-- Start of Data listing --

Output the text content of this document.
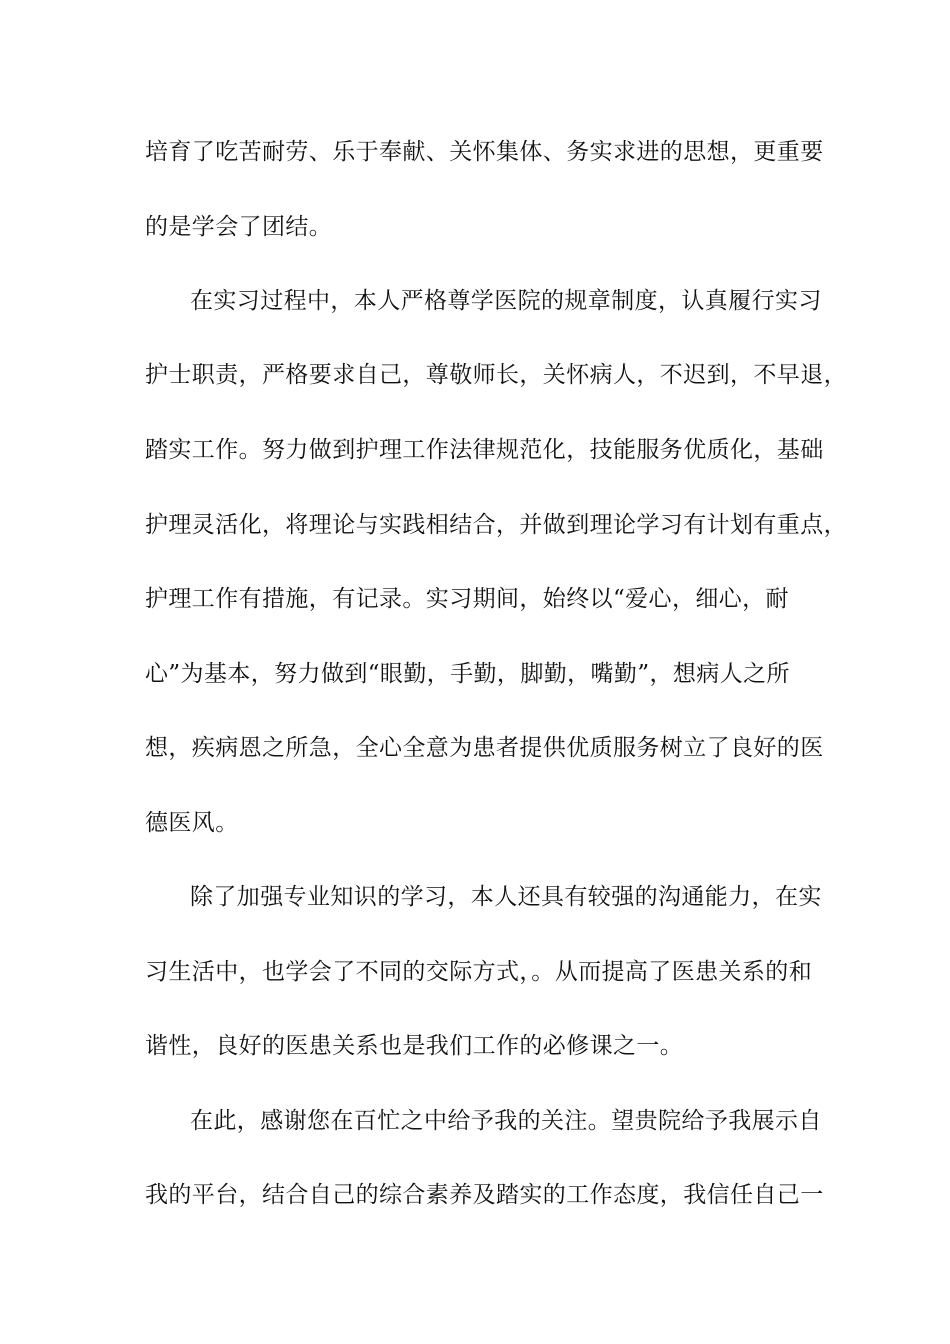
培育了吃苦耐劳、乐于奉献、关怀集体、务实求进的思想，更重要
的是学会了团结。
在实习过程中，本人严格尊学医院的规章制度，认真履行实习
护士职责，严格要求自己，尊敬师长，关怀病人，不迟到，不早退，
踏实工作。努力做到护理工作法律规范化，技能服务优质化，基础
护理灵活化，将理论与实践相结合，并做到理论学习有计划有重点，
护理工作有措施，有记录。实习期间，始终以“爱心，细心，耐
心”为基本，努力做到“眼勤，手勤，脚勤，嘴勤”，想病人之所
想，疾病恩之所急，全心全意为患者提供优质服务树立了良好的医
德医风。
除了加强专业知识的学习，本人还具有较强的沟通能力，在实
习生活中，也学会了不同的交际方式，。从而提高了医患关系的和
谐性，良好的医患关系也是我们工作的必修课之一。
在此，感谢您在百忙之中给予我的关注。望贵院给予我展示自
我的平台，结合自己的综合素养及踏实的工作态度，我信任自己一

-- End of Data listing --

• [Prompt]
Copy every entry exactly as written. Pictures are excluded.

• [Result of the task]
Output the text content of this document.
培育了吃苦耐劳、乐于奉献、关怀集体、务实求进的思想，更重要
的是学会了团结。
在实习过程中，本人严格尊学医院的规章制度，认真履行实习
护士职责，严格要求自己，尊敬师长，关怀病人，不迟到，不早退，
踏实工作。努力做到护理工作法律规范化，技能服务优质化，基础
护理灵活化，将理论与实践相结合，并做到理论学习有计划有重点，
护理工作有措施，有记录。实习期间，始终以“爱心，细心，耐
心”为基本，努力做到“眼勤，手勤，脚勤，嘴勤”，想病人之所
想，疾病恩之所急，全心全意为患者提供优质服务树立了良好的医
德医风。
除了加强专业知识的学习，本人还具有较强的沟通能力，在实
习生活中，也学会了不同的交际方式，。从而提高了医患关系的和
谐性，良好的医患关系也是我们工作的必修课之一。
在此，感谢您在百忙之中给予我的关注。望贵院给予我展示自
我的平台，结合自己的综合素养及踏实的工作态度，我信任自己一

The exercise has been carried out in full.